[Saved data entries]
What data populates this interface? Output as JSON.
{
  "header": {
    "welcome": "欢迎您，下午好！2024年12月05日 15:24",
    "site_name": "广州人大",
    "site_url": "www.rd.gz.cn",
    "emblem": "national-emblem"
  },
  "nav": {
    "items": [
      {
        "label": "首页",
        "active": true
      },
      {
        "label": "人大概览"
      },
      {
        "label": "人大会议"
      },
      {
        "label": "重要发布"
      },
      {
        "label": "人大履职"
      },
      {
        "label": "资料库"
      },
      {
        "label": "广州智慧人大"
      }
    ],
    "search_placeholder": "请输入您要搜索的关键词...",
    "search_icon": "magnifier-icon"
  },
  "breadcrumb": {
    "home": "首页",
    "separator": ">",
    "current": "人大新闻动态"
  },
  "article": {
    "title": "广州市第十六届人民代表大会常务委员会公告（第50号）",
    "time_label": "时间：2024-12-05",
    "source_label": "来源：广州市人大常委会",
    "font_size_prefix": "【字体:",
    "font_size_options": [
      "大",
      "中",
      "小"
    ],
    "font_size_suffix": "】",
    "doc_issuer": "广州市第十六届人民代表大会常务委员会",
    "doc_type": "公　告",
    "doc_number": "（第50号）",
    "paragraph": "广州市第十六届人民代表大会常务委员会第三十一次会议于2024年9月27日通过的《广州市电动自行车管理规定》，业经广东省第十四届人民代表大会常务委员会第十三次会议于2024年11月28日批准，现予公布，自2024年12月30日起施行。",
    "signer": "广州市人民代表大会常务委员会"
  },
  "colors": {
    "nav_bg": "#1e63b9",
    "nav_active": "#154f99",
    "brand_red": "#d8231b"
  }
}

_Brief_
Return every entry exactly as given.

_Result of the exercise_
What data populates this interface? Output as JSON.
{
  "header": {
    "welcome": "欢迎您，下午好！2024年12月05日 15:24",
    "site_name": "广州人大",
    "site_url": "www.rd.gz.cn",
    "emblem": "national-emblem"
  },
  "nav": {
    "items": [
      {
        "label": "首页",
        "active": true
      },
      {
        "label": "人大概览"
      },
      {
        "label": "人大会议"
      },
      {
        "label": "重要发布"
      },
      {
        "label": "人大履职"
      },
      {
        "label": "资料库"
      },
      {
        "label": "广州智慧人大"
      }
    ],
    "search_placeholder": "请输入您要搜索的关键词...",
    "search_icon": "magnifier-icon"
  },
  "breadcrumb": {
    "home": "首页",
    "separator": ">",
    "current": "人大新闻动态"
  },
  "article": {
    "title": "广州市第十六届人民代表大会常务委员会公告（第50号）",
    "time_label": "时间：2024-12-05",
    "source_label": "来源：广州市人大常委会",
    "font_size_prefix": "【字体:",
    "font_size_options": [
      "大",
      "中",
      "小"
    ],
    "font_size_suffix": "】",
    "doc_issuer": "广州市第十六届人民代表大会常务委员会",
    "doc_type": "公　告",
    "doc_number": "（第50号）",
    "paragraph": "广州市第十六届人民代表大会常务委员会第三十一次会议于2024年9月27日通过的《广州市电动自行车管理规定》，业经广东省第十四届人民代表大会常务委员会第十三次会议于2024年11月28日批准，现予公布，自2024年12月30日起施行。",
    "signer": "广州市人民代表大会常务委员会"
  },
  "colors": {
    "nav_bg": "#1e63b9",
    "nav_active": "#154f99",
    "brand_red": "#d8231b"
  }
}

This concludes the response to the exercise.